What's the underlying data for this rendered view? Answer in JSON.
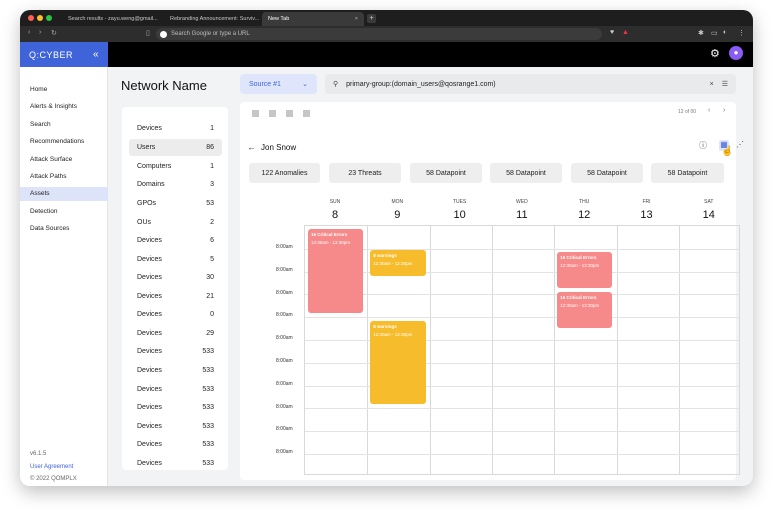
{
  "browser": {
    "tabs": [
      {
        "label": "Search results - zayu.weng@gmail...",
        "icon": "gmail-icon"
      },
      {
        "label": "Rebranding Announcement: Surviv...",
        "icon": "purple-square-icon"
      },
      {
        "label": "New Tab",
        "icon": "none"
      }
    ],
    "new_tab_label": "+",
    "close_label": "×",
    "omnibox_placeholder": "Search Google or type a URL"
  },
  "app": {
    "logo": "Q:CYBER",
    "collapse_label": "«",
    "accent": "#3f63d8"
  },
  "sidebar": {
    "items": [
      "Home",
      "Alerts & Insights",
      "Search",
      "Recommendations",
      "Attack Surface",
      "Attack Paths",
      "Assets",
      "Detection",
      "Data Sources"
    ],
    "active_index": 6,
    "version": "v6.1.5",
    "user_agreement": "User Agreement",
    "copyright": "© 2022 QOMPLX"
  },
  "network": {
    "title": "Network Name",
    "rows": [
      {
        "label": "Devices",
        "count": "1"
      },
      {
        "label": "Users",
        "count": "86"
      },
      {
        "label": "Computers",
        "count": "1"
      },
      {
        "label": "Domains",
        "count": "3"
      },
      {
        "label": "GPOs",
        "count": "53"
      },
      {
        "label": "OUs",
        "count": "2"
      },
      {
        "label": "Devices",
        "count": "6"
      },
      {
        "label": "Devices",
        "count": "5"
      },
      {
        "label": "Devices",
        "count": "30"
      },
      {
        "label": "Devices",
        "count": "21"
      },
      {
        "label": "Devices",
        "count": "0"
      },
      {
        "label": "Devices",
        "count": "29"
      },
      {
        "label": "Devices",
        "count": "533"
      },
      {
        "label": "Devices",
        "count": "533"
      },
      {
        "label": "Devices",
        "count": "533"
      },
      {
        "label": "Devices",
        "count": "533"
      },
      {
        "label": "Devices",
        "count": "533"
      },
      {
        "label": "Devices",
        "count": "533"
      },
      {
        "label": "Devices",
        "count": "533"
      }
    ],
    "active_index": 1
  },
  "filters": {
    "source_label": "Source #1",
    "search_value": "primary-group:(domain_users@qosrange1.com)",
    "clear_label": "×"
  },
  "toolbar": {
    "page_info": "12 of 00",
    "prev_label": "‹",
    "next_label": "›"
  },
  "profile": {
    "back_label": "←",
    "name": "Jon Snow",
    "info_icon": "ⓘ",
    "calendar_icon": "▦",
    "graph_icon": "⋰"
  },
  "stats": [
    "122 Anomalies",
    "23 Threats",
    "58 Datapoint",
    "58 Datapoint",
    "58 Datapoint",
    "58 Datapoint"
  ],
  "calendar": {
    "days": [
      {
        "name": "SUN",
        "num": "8"
      },
      {
        "name": "MON",
        "num": "9"
      },
      {
        "name": "TUES",
        "num": "10"
      },
      {
        "name": "WED",
        "num": "11"
      },
      {
        "name": "THU",
        "num": "12"
      },
      {
        "name": "FRI",
        "num": "13"
      },
      {
        "name": "SAT",
        "num": "14"
      }
    ],
    "times": [
      "8:00am",
      "8:00am",
      "8:00am",
      "8:00am",
      "8:00am",
      "8:00am",
      "8:00am",
      "8:00am",
      "8:00am",
      "8:00am"
    ],
    "events": [
      {
        "title": "16 Critical Errors",
        "time": "12:30am - 12:30pm",
        "day": 0,
        "color": "#f68a8a"
      },
      {
        "title": "8 warnings",
        "time": "12:30am - 12:30pm",
        "day": 1,
        "color": "#f7bc2b"
      },
      {
        "title": "8 warnings",
        "time": "12:30am - 12:30pm",
        "day": 1,
        "color": "#f7bc2b"
      },
      {
        "title": "16 Critical Errors",
        "time": "12:30am - 12:30pm",
        "day": 4,
        "color": "#f68a8a"
      },
      {
        "title": "16 Critical Errors",
        "time": "12:30am - 12:30pm",
        "day": 4,
        "color": "#f68a8a"
      }
    ]
  }
}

OBJECTIVE: Count how many lines above contain the word "gmail". Reply with the number alone.

CORRECT OUTPUT: 2